Reproduce the following lines verbatim, from the first one through the line containing "header-label: 접수번호 <box>512 94 557 108</box>", with both of those lines included.

* * *

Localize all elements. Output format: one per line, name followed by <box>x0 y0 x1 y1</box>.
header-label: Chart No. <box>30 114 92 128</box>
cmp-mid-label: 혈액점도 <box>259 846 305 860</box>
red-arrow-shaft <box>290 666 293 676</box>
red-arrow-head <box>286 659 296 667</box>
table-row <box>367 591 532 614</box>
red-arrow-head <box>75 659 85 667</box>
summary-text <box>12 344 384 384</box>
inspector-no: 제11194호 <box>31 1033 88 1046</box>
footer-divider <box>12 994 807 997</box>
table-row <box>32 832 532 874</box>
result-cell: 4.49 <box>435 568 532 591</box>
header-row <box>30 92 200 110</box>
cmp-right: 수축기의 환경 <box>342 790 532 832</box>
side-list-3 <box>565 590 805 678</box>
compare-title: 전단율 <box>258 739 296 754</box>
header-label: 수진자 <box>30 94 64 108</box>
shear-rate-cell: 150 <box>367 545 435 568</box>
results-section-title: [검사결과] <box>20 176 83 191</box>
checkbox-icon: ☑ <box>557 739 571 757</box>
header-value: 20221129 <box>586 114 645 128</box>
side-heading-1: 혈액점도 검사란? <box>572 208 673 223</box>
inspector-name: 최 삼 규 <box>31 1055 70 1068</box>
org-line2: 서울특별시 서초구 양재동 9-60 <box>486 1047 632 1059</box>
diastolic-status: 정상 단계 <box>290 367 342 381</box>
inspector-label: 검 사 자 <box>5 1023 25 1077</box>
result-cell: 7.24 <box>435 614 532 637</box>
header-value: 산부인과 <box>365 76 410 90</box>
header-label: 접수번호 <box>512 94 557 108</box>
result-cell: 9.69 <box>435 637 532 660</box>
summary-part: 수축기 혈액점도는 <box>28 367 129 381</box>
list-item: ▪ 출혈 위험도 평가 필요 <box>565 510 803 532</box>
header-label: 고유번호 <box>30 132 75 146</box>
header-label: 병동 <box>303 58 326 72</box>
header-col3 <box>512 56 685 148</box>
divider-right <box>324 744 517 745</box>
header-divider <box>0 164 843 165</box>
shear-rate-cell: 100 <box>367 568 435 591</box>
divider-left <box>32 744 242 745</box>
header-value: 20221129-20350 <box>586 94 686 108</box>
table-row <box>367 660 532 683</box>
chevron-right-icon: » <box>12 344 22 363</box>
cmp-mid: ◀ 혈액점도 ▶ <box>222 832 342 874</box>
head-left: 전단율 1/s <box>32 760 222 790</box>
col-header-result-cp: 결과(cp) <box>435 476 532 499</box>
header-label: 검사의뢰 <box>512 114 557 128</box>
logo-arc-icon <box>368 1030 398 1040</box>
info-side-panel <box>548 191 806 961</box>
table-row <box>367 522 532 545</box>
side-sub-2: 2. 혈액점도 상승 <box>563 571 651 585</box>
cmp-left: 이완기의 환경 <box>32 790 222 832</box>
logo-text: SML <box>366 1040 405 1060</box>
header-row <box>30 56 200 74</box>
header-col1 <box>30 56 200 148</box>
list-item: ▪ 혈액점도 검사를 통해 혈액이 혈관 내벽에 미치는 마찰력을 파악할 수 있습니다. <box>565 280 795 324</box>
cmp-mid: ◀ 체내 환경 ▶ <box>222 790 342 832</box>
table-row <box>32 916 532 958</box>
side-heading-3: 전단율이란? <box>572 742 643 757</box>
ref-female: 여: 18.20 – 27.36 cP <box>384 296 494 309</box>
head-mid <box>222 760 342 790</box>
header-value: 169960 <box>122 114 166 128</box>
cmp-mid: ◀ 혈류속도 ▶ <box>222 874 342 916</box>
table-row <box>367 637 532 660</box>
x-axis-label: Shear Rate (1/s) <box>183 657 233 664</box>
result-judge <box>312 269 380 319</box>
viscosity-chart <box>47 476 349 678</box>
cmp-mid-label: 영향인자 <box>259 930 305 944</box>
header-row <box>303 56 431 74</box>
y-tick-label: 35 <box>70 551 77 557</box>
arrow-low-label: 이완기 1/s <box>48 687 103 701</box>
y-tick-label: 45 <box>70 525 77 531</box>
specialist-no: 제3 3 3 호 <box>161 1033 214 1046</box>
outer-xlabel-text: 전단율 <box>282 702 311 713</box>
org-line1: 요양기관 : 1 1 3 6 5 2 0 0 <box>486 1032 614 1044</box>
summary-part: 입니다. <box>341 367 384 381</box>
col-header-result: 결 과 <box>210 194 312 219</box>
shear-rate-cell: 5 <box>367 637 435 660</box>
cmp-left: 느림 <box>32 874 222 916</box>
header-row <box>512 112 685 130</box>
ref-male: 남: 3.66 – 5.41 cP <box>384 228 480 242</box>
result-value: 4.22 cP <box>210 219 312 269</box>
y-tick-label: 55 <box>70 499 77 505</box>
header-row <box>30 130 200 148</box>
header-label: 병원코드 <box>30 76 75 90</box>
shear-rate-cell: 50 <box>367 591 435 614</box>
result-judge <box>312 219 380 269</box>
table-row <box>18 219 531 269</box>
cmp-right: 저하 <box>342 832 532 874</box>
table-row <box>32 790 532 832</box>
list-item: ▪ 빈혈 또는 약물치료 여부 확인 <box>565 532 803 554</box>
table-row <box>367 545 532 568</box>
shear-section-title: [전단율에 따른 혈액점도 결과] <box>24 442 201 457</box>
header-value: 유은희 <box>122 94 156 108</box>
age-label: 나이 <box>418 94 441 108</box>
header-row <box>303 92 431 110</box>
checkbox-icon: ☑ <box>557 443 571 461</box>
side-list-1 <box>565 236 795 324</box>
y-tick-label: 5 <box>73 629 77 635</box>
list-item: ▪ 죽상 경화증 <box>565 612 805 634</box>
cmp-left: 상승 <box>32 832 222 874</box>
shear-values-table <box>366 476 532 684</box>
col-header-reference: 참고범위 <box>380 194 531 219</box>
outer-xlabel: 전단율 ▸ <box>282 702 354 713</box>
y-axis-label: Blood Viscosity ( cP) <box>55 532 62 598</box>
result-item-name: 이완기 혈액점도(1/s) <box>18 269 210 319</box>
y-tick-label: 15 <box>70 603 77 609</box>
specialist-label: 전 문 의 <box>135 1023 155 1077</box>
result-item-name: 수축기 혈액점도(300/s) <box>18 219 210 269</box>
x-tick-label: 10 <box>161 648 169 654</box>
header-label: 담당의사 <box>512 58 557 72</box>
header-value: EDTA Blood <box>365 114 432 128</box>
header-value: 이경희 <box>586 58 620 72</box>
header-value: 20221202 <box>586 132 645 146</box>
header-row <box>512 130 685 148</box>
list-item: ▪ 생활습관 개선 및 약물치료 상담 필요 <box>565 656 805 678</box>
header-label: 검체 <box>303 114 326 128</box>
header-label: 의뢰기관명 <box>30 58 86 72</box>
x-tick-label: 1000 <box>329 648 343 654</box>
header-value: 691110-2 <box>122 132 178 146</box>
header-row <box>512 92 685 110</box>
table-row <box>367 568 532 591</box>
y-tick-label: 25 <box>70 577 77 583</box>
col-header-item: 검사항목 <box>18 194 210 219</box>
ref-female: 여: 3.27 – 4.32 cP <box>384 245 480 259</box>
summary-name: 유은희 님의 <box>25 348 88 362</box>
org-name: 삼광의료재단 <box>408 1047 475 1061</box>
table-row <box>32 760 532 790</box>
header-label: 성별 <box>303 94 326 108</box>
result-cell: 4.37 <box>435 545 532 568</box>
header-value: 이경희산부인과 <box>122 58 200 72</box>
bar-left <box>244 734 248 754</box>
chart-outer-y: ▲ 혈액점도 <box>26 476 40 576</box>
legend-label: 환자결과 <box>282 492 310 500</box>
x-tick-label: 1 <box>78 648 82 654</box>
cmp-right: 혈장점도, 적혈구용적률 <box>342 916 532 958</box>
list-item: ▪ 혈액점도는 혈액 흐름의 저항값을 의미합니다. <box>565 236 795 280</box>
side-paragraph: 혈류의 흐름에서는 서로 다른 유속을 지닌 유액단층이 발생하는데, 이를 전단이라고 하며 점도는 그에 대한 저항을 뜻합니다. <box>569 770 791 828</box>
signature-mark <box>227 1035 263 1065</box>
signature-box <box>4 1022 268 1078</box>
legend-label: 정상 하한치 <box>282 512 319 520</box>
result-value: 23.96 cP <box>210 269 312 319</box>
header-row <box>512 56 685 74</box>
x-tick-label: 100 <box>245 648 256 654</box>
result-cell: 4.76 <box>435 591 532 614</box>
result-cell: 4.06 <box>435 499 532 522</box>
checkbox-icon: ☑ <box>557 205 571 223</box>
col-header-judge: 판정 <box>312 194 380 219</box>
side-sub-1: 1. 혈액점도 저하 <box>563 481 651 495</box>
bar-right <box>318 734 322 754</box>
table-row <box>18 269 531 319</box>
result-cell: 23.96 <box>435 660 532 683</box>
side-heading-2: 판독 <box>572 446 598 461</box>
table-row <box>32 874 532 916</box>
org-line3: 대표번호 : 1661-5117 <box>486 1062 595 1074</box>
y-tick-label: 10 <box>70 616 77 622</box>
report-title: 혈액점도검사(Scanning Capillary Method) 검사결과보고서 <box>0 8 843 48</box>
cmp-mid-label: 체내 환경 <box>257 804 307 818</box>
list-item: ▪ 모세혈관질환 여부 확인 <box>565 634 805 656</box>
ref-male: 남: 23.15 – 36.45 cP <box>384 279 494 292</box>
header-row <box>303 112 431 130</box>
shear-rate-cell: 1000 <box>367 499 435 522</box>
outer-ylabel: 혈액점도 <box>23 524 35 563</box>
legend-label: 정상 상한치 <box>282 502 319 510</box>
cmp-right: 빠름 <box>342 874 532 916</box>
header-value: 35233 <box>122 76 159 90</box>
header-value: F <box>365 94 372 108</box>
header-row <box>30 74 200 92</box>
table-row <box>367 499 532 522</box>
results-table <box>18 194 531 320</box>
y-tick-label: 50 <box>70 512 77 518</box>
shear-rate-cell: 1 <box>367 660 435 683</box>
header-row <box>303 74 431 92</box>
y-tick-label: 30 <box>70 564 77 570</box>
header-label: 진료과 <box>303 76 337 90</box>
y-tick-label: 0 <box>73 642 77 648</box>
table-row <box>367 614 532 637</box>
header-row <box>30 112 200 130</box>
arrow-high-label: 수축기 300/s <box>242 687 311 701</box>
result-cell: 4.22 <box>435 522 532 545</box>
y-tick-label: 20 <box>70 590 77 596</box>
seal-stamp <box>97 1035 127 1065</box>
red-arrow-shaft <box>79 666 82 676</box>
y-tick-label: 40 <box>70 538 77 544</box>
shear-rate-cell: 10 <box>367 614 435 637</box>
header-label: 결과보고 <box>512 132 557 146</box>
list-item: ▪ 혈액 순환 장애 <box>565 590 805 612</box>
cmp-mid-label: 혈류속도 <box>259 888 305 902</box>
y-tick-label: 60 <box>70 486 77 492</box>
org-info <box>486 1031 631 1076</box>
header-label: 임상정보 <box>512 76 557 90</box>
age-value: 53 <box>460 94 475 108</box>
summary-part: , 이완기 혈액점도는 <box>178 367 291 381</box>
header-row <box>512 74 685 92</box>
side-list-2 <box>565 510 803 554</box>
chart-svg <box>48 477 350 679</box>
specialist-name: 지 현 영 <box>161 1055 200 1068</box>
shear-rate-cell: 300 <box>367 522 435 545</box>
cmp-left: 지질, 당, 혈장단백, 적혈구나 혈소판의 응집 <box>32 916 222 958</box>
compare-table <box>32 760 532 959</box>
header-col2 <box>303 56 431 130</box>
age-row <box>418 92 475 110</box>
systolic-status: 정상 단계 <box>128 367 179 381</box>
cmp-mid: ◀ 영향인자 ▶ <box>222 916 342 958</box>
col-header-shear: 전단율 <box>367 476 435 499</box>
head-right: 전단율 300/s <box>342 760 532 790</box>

* * *

[Result of the task]
Localize all elements. Output format: one per line, name followed by <box>x0 y0 x1 y1</box>.
header-label: Chart No. <box>30 114 92 128</box>
cmp-mid-label: 혈액점도 <box>259 846 305 860</box>
red-arrow-shaft <box>290 666 293 676</box>
red-arrow-head <box>286 659 296 667</box>
table-row <box>367 591 532 614</box>
red-arrow-head <box>75 659 85 667</box>
summary-text <box>12 344 384 384</box>
inspector-no: 제11194호 <box>31 1033 88 1046</box>
footer-divider <box>12 994 807 997</box>
table-row <box>32 832 532 874</box>
result-cell: 4.49 <box>435 568 532 591</box>
header-row <box>30 92 200 110</box>
cmp-right: 수축기의 환경 <box>342 790 532 832</box>
side-list-3 <box>565 590 805 678</box>
compare-title: 전단율 <box>258 739 296 754</box>
header-label: 수진자 <box>30 94 64 108</box>
shear-rate-cell: 150 <box>367 545 435 568</box>
results-section-title: [검사결과] <box>20 176 83 191</box>
checkbox-icon: ☑ <box>557 739 571 757</box>
header-value: 20221129 <box>586 114 645 128</box>
side-heading-1: 혈액점도 검사란? <box>572 208 673 223</box>
inspector-name: 최 삼 규 <box>31 1055 70 1068</box>
org-line2: 서울특별시 서초구 양재동 9-60 <box>486 1047 632 1059</box>
diastolic-status: 정상 단계 <box>290 367 342 381</box>
inspector-label: 검 사 자 <box>5 1023 25 1077</box>
result-cell: 7.24 <box>435 614 532 637</box>
header-value: 산부인과 <box>365 76 410 90</box>
header-label: 접수번호 <box>512 94 557 108</box>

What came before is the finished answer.